DOCUMENT SOURCE:
<<<<
Travail et consommation sont deux étapes du cycle produire-consommer du processus vital sans cesse à recommencer. La division du travail en parcelles de travail – qui s’additionnent en une force collective –, permet, ajoutée à l’automatisation, l’augmentation des cadences et des aménagements de toutes sortes, la production de masse de biens de consommation: la différence entre usure, consommation et gaspillage s’efface.
Au contraire, la fabrication d’objets d’usage, de «choses-du-monde» peut garantir la permanence d’un monde habitable. Le monde humain a une réalité; les événements qui s’y passent pourront à la fin être racontés.
Mais dans la fabrication d’un objet d’usage, la fin justifie les moyens (exproprier) et chaque fin (construire une voie) peut servir de moyen (de déplacement) dans un autre contexte. La fin de courte durée se transforme rapidement en moyen: philosophie utilitariste où utilité et sens sont indistincts.
C’est sur le marché, où tout s’échange, que tous les objets, biens de consommation ou objets d’usage deviennent des valeurs. La valeur est conférée à un objet par le domaine public. La «valeur marchande» apparaît lorsque les produits sont pris dans les échanges entre membres de la société. Tout objet, toute activité, s’ils sont évaluables, mesurables, peuvent être réduits à leur valeur marchande.
>>>>
CONSIGNE 1:
D'après le texte sur le travail et la consommation, qu'est-ce qui rend possible la production de masse de biens de consommation ? Répondez en une à trois phrases.
CONSIGNE 2:
Reproduisez fidèlement tout ce qui va de « Mais dans la » jusqu'à « sens sont indistincts. » dans le texte sur le travail et la consommation.
CONSIGNE 3:
Selon le texte sur le travail et la consommation, par quoi la valeur est-elle conférée à un objet ?

DONNÉES EXTRAITES:
<<<<
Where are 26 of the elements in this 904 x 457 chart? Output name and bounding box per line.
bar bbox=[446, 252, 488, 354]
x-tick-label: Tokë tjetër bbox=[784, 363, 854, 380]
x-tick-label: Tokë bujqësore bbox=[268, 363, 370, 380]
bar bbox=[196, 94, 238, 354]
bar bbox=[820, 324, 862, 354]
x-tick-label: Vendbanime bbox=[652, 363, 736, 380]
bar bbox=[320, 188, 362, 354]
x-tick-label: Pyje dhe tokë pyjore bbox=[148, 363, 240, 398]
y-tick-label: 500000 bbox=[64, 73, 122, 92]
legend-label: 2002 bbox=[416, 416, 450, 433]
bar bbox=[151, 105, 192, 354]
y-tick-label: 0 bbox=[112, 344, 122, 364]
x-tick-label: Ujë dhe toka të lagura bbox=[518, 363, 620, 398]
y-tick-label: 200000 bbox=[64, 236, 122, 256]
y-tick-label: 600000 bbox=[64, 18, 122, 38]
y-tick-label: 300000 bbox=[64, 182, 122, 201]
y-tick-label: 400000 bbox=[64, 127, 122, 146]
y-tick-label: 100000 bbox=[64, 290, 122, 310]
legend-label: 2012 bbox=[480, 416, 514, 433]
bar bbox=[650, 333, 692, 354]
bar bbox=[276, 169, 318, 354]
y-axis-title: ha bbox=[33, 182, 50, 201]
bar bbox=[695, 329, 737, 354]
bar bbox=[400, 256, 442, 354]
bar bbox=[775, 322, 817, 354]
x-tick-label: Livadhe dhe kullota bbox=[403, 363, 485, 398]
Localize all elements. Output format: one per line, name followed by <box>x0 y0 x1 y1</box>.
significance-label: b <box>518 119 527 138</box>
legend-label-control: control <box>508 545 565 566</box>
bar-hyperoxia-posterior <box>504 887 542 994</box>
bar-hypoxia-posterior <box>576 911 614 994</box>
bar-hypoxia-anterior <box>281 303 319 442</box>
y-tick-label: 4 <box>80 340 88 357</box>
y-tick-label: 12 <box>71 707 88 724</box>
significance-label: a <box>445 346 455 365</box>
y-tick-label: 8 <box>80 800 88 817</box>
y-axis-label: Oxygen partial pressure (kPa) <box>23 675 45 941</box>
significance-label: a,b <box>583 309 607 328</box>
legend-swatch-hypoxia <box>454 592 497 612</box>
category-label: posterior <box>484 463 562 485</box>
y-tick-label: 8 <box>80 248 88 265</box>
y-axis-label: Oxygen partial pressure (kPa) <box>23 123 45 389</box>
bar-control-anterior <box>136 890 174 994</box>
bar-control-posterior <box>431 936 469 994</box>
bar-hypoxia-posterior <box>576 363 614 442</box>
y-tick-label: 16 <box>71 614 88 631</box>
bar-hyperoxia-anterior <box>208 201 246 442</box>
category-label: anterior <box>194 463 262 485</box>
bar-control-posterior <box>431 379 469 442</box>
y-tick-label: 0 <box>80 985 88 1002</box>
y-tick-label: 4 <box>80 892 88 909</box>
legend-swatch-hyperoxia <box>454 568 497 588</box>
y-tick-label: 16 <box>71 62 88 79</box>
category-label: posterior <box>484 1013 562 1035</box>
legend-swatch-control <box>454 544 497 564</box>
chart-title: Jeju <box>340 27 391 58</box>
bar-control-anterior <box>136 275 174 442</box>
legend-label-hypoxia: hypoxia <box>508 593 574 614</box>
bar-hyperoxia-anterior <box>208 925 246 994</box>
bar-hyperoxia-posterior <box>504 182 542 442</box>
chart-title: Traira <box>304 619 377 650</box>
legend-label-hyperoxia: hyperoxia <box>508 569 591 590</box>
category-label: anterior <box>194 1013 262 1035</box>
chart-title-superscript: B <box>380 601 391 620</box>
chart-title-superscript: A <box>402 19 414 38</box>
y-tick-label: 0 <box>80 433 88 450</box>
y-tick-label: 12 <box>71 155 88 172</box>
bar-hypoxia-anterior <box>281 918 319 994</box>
>>>>
RÉSULTAT ATTENDU 1:
La production de masse est rendue possible par la division du travail en parcelles qui s'additionnent en une force collective. S'y ajoutent l'automatisation, l'augmentation des cadences et des aménagements de toutes sortes.

RÉSULTAT ATTENDU 2:
Mais dans la fabrication d’un objet d’usage, la fin justifie les moyens (exproprier) et chaque fin (construire une voie) peut servir de moyen (de déplacement) dans un autre contexte. La fin de courte durée se transforme rapidement en moyen: philosophie utilitariste où utilité et sens sont indistincts.

RÉSULTAT ATTENDU 3:
Par le domaine public.